- **DATA FOR THE TASK**:

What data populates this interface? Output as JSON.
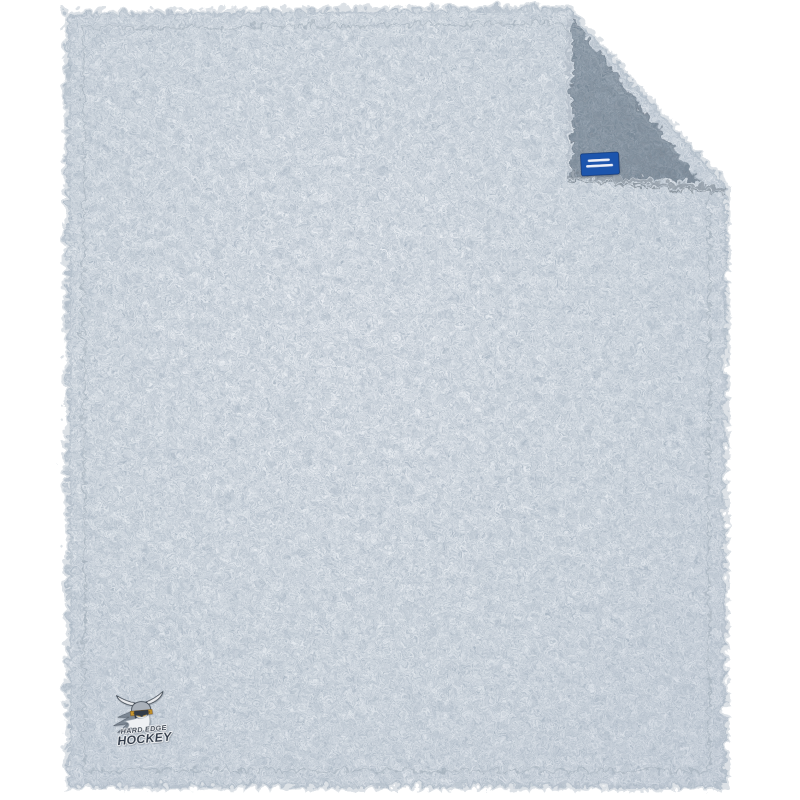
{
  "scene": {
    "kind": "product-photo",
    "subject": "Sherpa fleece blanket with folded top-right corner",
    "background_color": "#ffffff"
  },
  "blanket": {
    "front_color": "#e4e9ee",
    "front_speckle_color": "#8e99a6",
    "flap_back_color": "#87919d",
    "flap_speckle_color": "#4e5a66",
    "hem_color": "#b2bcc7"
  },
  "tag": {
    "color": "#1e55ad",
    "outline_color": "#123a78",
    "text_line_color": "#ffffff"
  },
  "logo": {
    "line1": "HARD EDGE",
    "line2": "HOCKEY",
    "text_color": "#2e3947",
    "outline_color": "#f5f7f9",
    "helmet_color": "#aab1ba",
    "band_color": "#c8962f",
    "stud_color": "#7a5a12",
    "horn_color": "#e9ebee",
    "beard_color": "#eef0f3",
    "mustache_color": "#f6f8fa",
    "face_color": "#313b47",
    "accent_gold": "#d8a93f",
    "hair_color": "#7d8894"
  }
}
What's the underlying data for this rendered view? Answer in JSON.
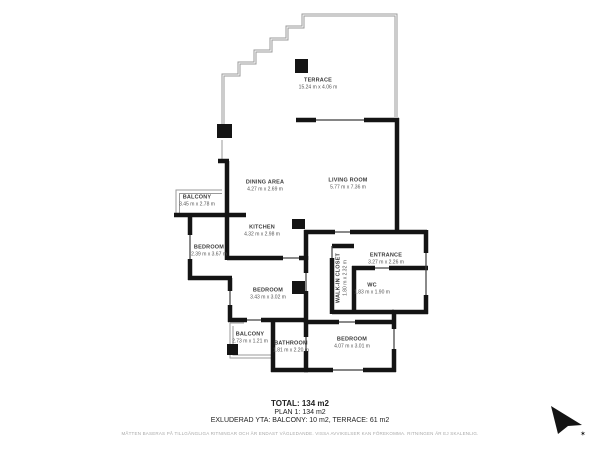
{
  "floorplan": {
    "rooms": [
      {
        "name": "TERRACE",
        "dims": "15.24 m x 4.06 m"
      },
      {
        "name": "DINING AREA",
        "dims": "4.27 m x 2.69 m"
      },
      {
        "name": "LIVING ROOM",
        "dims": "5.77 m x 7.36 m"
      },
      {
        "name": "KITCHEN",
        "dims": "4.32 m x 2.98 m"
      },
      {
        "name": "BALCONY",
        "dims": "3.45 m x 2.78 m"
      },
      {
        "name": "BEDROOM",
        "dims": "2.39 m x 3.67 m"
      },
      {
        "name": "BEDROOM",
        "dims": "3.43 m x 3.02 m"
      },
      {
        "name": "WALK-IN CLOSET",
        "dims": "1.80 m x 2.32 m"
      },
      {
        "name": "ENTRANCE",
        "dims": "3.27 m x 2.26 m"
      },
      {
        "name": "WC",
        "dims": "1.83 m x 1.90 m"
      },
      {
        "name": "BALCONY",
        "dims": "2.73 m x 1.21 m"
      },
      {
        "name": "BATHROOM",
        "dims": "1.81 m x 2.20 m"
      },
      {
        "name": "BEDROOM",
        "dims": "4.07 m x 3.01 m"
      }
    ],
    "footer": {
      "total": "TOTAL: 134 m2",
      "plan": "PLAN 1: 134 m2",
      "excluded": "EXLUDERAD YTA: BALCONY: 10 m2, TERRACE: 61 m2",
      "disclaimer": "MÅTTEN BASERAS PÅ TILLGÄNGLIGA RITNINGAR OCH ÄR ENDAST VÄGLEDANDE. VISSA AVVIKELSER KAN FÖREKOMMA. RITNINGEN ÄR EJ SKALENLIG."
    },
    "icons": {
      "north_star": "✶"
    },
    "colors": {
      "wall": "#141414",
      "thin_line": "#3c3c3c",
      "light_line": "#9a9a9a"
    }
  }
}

- **EXERCISE DETAILS**: Go through the material above and print all of it exactly, except the pictures.

- **OUTPUT BELOW**:
What data populates this interface? Output as JSON.
{
  "scene": {
    "kind": "product-photo",
    "subject": "Sherpa fleece blanket with folded top-right corner",
    "background_color": "#ffffff"
  },
  "blanket": {
    "front_color": "#e4e9ee",
    "front_speckle_color": "#8e99a6",
    "flap_back_color": "#87919d",
    "flap_speckle_color": "#4e5a66",
    "hem_color": "#b2bcc7"
  },
  "tag": {
    "color": "#1e55ad",
    "outline_color": "#123a78",
    "text_line_color": "#ffffff"
  },
  "logo": {
    "line1": "HARD EDGE",
    "line2": "HOCKEY",
    "text_color": "#2e3947",
    "outline_color": "#f5f7f9",
    "helmet_color": "#aab1ba",
    "band_color": "#c8962f",
    "stud_color": "#7a5a12",
    "horn_color": "#e9ebee",
    "beard_color": "#eef0f3",
    "mustache_color": "#f6f8fa",
    "face_color": "#313b47",
    "accent_gold": "#d8a93f",
    "hair_color": "#7d8894"
  }
}
What's the underlying data for this rendered view? Answer in JSON.
{
  "floorplan": {
    "rooms": [
      {
        "name": "TERRACE",
        "dims": "15.24 m x 4.06 m"
      },
      {
        "name": "DINING AREA",
        "dims": "4.27 m x 2.69 m"
      },
      {
        "name": "LIVING ROOM",
        "dims": "5.77 m x 7.36 m"
      },
      {
        "name": "KITCHEN",
        "dims": "4.32 m x 2.98 m"
      },
      {
        "name": "BALCONY",
        "dims": "3.45 m x 2.78 m"
      },
      {
        "name": "BEDROOM",
        "dims": "2.39 m x 3.67 m"
      },
      {
        "name": "BEDROOM",
        "dims": "3.43 m x 3.02 m"
      },
      {
        "name": "WALK-IN CLOSET",
        "dims": "1.80 m x 2.32 m"
      },
      {
        "name": "ENTRANCE",
        "dims": "3.27 m x 2.26 m"
      },
      {
        "name": "WC",
        "dims": "1.83 m x 1.90 m"
      },
      {
        "name": "BALCONY",
        "dims": "2.73 m x 1.21 m"
      },
      {
        "name": "BATHROOM",
        "dims": "1.81 m x 2.20 m"
      },
      {
        "name": "BEDROOM",
        "dims": "4.07 m x 3.01 m"
      }
    ],
    "footer": {
      "total": "TOTAL: 134 m2",
      "plan": "PLAN 1: 134 m2",
      "excluded": "EXLUDERAD YTA: BALCONY: 10 m2, TERRACE: 61 m2",
      "disclaimer": "MÅTTEN BASERAS PÅ TILLGÄNGLIGA RITNINGAR OCH ÄR ENDAST VÄGLEDANDE. VISSA AVVIKELSER KAN FÖREKOMMA. RITNINGEN ÄR EJ SKALENLIG."
    },
    "icons": {
      "north_star": "✶"
    },
    "colors": {
      "wall": "#141414",
      "thin_line": "#3c3c3c",
      "light_line": "#9a9a9a"
    }
  }
}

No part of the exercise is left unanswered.